WRITTEN TASK:
Keep only those lines of the records that include the string "是个人的".
[START SOURCE DATA]
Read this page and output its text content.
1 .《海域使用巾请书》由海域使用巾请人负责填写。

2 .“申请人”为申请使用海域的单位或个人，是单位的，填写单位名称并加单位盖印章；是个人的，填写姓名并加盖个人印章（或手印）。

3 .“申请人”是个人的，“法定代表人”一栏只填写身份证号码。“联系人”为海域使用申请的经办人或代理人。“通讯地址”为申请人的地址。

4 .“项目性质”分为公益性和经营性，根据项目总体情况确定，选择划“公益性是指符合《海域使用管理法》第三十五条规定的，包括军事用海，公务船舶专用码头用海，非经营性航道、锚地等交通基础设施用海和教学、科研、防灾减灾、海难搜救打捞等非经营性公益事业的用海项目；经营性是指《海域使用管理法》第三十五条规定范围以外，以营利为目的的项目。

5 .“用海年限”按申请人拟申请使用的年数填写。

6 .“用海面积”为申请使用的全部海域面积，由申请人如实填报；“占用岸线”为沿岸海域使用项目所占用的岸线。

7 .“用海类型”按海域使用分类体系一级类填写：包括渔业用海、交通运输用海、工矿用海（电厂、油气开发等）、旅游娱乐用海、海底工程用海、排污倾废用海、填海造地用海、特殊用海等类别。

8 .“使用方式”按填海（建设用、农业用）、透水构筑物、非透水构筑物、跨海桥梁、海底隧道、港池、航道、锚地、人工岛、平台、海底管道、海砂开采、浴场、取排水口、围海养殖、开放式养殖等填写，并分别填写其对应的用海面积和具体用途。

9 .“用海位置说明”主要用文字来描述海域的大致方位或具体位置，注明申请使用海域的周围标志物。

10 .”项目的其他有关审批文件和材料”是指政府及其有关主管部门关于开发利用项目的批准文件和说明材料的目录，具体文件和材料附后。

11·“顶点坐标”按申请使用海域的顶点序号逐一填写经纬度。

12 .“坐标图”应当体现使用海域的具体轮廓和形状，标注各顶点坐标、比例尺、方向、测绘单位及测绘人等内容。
[END SOURCE DATA]
TASK OUTPUT:
2 .“申请人”为申请使用海域的单位或个人，是单位的，填写单位名称并加单位盖印章；是个人的，填写姓名并加盖个人印章（或手印）。
3 .“申请人”是个人的，“法定代表人”一栏只填写身份证号码。“联系人”为海域使用申请的经办人或代理人。“通讯地址”为申请人的地址。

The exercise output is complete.